• _WRITTEN TASK_:
Every line of the data must be copied exactly.

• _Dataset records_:
________

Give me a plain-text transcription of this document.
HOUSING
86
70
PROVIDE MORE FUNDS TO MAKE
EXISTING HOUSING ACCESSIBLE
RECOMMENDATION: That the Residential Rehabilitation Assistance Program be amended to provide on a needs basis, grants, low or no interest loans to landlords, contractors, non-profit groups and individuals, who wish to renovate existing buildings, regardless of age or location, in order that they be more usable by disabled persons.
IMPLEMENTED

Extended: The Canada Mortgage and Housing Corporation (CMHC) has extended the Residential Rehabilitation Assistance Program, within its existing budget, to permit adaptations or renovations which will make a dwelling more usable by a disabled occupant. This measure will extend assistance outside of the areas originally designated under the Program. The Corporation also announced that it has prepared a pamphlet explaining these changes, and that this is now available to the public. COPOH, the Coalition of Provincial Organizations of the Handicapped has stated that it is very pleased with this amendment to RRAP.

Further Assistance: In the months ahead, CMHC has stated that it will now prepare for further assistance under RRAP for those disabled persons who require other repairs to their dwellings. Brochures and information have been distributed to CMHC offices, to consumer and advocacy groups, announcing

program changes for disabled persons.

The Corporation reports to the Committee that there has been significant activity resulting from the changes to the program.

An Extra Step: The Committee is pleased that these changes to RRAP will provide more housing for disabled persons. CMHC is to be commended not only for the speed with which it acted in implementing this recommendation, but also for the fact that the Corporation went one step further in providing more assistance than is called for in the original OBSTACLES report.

________

• _COMPLETE OUTPUT_:
Give me a plain-text transcription of this document.
HOUSING
86
70
PROVIDE MORE FUNDS TO MAKE
EXISTING HOUSING ACCESSIBLE
RECOMMENDATION: That the Residential Rehabilitation Assistance Program be amended to provide on a needs basis, grants, low or no interest loans to landlords, contractors, non-profit groups and individuals, who wish to renovate existing buildings, regardless of age or location, in order that they be more usable by disabled persons.
IMPLEMENTED

Extended: The Canada Mortgage and Housing Corporation (CMHC) has extended the Residential Rehabilitation Assistance Program, within its existing budget, to permit adaptations or renovations which will make a dwelling more usable by a disabled occupant. This measure will extend assistance outside of the areas originally designated under the Program. The Corporation also announced that it has prepared a pamphlet explaining these changes, and that this is now available to the public. COPOH, the Coalition of Provincial Organizations of the Handicapped has stated that it is very pleased with this amendment to RRAP.

Further Assistance: In the months ahead, CMHC has stated that it will now prepare for further assistance under RRAP for those disabled persons who require other repairs to their dwellings. Brochures and information have been distributed to CMHC offices, to consumer and advocacy groups, announcing

program changes for disabled persons.

The Corporation reports to the Committee that there has been significant activity resulting from the changes to the program.

An Extra Step: The Committee is pleased that these changes to RRAP will provide more housing for disabled persons. CMHC is to be commended not only for the speed with which it acted in implementing this recommendation, but also for the fact that the Corporation went one step further in providing more assistance than is called for in the original OBSTACLES report.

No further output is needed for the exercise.